▶ _Material shown_
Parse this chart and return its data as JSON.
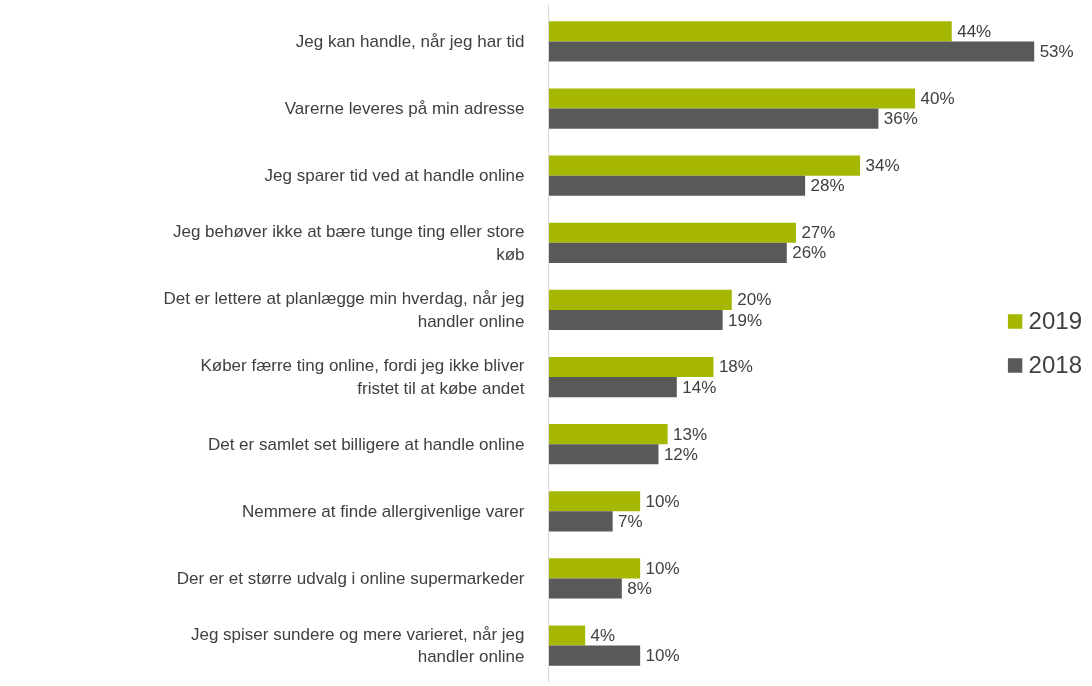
{
  "chart_data": {
    "type": "bar",
    "orientation": "horizontal",
    "categories": [
      "Jeg kan handle, når jeg har tid",
      "Varerne leveres på min adresse",
      "Jeg sparer tid ved at handle online",
      "Jeg behøver ikke at bære tunge ting eller store køb",
      "Det er lettere at planlægge min hverdag, når jeg handler online",
      "Køber færre ting online, fordi jeg ikke bliver fristet til at købe andet",
      "Det er samlet set billigere at handle online",
      "Nemmere at finde allergivenlige varer",
      "Der er et større udvalg i online supermarkeder",
      "Jeg spiser sundere og mere varieret, når jeg handler online"
    ],
    "series": [
      {
        "name": "2019",
        "color": "#a5b700",
        "values": [
          44,
          40,
          34,
          27,
          20,
          18,
          13,
          10,
          10,
          4
        ],
        "value_labels": [
          "44%",
          "40%",
          "34%",
          "27%",
          "20%",
          "18%",
          "13%",
          "10%",
          "10%",
          "4%"
        ]
      },
      {
        "name": "2018",
        "color": "#595959",
        "values": [
          53,
          36,
          28,
          26,
          19,
          14,
          12,
          7,
          8,
          10
        ],
        "value_labels": [
          "53%",
          "36%",
          "28%",
          "26%",
          "19%",
          "14%",
          "12%",
          "7%",
          "8%",
          "10%"
        ]
      }
    ],
    "legend": "right",
    "grid": false
  }
}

▶ _What you need to do_
In the records above, locate every line with the string "handler" and copy it.

▶ _Answer to this task_
      "Det er lettere at planlægge min hverdag, når jeg handler online",
      "Jeg spiser sundere og mere varieret, når jeg handler online"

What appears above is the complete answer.